• REQUIRED TASK
Gather up the lines with the word "izdatelstvoast" in them.

§

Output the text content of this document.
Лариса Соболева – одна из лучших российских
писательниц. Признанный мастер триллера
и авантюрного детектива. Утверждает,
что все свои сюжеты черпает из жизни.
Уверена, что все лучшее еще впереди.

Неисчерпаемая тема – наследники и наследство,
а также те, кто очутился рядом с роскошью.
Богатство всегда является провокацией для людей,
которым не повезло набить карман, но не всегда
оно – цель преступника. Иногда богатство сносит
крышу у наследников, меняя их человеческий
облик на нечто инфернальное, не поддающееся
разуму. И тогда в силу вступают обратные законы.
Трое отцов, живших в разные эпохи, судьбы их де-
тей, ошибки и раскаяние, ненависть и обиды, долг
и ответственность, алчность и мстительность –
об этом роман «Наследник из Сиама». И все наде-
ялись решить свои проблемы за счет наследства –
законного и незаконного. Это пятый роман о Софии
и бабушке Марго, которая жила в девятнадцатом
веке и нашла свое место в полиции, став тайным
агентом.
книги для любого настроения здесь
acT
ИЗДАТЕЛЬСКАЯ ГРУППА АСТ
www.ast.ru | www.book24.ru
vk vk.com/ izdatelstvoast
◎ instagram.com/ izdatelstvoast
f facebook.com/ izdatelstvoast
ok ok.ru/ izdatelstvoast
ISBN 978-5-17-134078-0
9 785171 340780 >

§

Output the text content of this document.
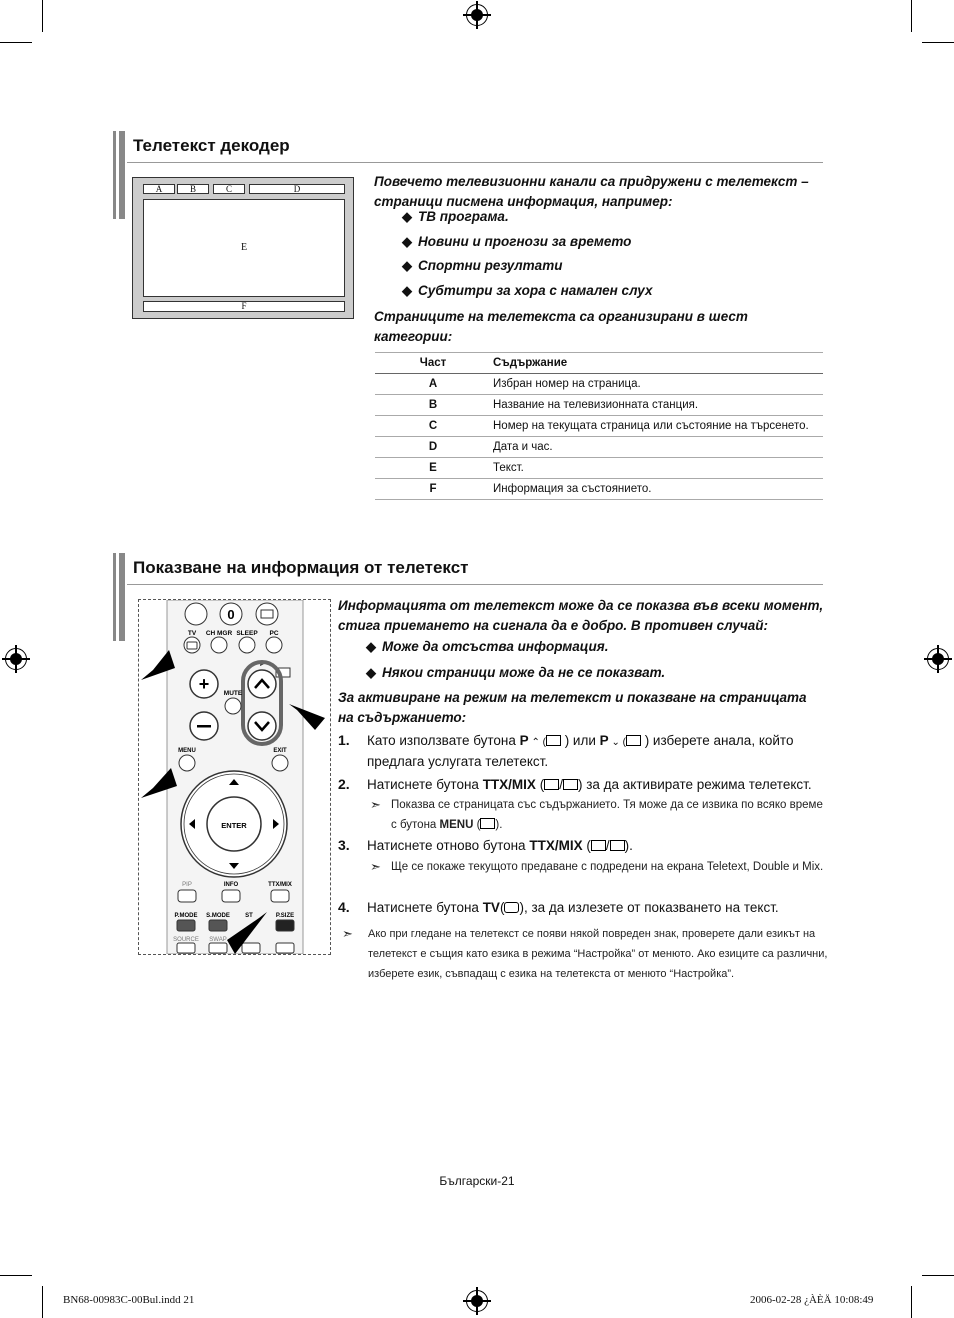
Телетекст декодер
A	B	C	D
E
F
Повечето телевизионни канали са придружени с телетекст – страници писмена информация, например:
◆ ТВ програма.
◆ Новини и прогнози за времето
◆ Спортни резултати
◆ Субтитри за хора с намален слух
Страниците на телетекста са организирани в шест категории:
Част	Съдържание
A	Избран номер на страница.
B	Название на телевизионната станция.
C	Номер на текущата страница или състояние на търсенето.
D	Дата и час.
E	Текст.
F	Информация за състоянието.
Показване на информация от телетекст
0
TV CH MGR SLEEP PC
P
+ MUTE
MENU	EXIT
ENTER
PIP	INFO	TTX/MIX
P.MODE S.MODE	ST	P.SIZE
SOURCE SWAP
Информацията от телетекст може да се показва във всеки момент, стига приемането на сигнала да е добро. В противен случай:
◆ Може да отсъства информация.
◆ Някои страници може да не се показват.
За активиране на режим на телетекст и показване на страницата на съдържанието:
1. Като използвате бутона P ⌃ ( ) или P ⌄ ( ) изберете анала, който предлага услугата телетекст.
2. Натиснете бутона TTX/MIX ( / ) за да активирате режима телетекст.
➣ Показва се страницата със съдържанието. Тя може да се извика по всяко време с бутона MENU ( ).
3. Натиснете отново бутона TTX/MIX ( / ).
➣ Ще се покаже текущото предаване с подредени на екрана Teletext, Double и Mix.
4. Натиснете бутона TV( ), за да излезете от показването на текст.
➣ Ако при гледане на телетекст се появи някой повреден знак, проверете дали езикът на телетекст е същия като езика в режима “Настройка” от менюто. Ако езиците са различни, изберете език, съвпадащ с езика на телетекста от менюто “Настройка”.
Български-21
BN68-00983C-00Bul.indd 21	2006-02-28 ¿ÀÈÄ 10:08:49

§

• CORRECT RESULT
vk vk.com/ izdatelstvoast
◎ instagram.com/ izdatelstvoast
f facebook.com/ izdatelstvoast
ok ok.ru/ izdatelstvoast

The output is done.